**** Textauszug

Weil die Klammer nicht stimmen. Deine Ausgabe steht nicht in der Methode act5, sondern wird als was anderes erkannt.
Musst also NUR den Ausgabebefehl direkt hinter die Schleife schreiben.

Mal was anderes: du scheinst etwas falsch angefangen zu haben. Ließt dir erstmal in Ruhe paar Kapiteln aus eine Java Buch durch, bevor du dich ans Programmieren stürzt.


----------



## XHelp (5. Dez 2010)

preachie hat gesagt.:


> Zusäzlich befindet sich die Ausgabe auch nicht merh in der act5 Methode, so dass ich mich überhaupt wundere, dass der Code läuft und keinen Fehler beim kompilieren liefert.



Syntaktisch ist das ja auch völlig ok. Der Block, der dadurch entstanden ist nenne sich "Instanzinitialisierer": Galileo Computing :: Java ist auch eine Insel – 5.6 Klassen- und Objektinitialisierung *


----------



## preachie (5. Dez 2010)

Interessant, man lernt eben nie aus


----------



## CT (5. Dez 2010)

Und wie mache ich es, dass auch dann weitergelaufen und weitergezählt wird, wenn rechts kein Hindernis ist?


----------



## XHelp (5. Dez 2010)

Um die Frage zu beantworten wäre eine genauere Aufgabenbeschreibung um mehr Code angebracht.


----------



## CT (5. Dez 2010)

Hab das Problem schon selber gelöst, trotzdem danke!


----------

********

* [Aufgaben]
**1.** Nenne alle verschiedenen Benutzernamen, die im Textauszug in den Überschriften der Beiträge stehen.
**2.** Gib die Zeilen der Einträge wortgetreu wieder, und zwar von der ersten Zeile der Einträge bis einschließlich der Zeile mit „divider-middle — [16, 106, 737, 107]“.

**** Gezeigte Einträge

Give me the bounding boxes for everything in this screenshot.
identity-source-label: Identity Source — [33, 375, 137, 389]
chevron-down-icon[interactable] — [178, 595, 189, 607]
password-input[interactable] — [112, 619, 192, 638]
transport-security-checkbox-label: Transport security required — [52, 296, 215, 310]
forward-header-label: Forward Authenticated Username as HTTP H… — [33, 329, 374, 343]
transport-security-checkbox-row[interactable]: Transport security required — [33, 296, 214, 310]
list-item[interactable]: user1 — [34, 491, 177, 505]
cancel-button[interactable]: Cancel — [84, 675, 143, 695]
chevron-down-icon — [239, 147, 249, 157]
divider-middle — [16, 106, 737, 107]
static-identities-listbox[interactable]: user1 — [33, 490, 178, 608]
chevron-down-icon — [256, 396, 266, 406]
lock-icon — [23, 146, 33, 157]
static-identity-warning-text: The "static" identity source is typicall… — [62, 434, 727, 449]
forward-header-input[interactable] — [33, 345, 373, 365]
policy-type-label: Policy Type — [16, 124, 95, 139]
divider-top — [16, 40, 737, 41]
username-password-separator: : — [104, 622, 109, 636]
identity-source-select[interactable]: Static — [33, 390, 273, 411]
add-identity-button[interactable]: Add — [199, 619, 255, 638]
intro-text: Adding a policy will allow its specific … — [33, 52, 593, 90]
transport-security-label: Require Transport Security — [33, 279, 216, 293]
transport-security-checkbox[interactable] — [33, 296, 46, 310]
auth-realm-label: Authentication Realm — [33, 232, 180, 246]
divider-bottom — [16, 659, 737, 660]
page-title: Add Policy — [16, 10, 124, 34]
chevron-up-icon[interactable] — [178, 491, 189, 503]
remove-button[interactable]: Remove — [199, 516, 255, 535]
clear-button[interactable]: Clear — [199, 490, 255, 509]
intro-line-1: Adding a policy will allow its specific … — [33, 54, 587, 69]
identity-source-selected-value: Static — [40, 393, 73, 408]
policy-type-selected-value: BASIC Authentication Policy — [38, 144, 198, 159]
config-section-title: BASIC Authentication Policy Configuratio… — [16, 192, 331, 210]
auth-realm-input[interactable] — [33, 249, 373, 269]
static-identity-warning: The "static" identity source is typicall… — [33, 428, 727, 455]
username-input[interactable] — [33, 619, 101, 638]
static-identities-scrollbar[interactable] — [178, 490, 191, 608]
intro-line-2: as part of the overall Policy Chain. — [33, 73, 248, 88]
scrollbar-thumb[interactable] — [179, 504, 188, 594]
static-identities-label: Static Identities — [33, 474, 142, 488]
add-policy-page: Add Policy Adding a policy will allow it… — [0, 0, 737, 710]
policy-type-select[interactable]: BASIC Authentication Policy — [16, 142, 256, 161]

********

* [Lösungen]
**1.** XHelp, preachie, CT

**2.**
Give me the bounding boxes for everything in this screenshot.
identity-source-label: Identity Source — [33, 375, 137, 389]
chevron-down-icon[interactable] — [178, 595, 189, 607]
password-input[interactable] — [112, 619, 192, 638]
transport-security-checkbox-label: Transport security required — [52, 296, 215, 310]
forward-header-label: Forward Authenticated Username as HTTP H… — [33, 329, 374, 343]
transport-security-checkbox-row[interactable]: Transport security required — [33, 296, 214, 310]
list-item[interactable]: user1 — [34, 491, 177, 505]
cancel-button[interactable]: Cancel — [84, 675, 143, 695]
chevron-down-icon — [239, 147, 249, 157]
divider-middle — [16, 106, 737, 107]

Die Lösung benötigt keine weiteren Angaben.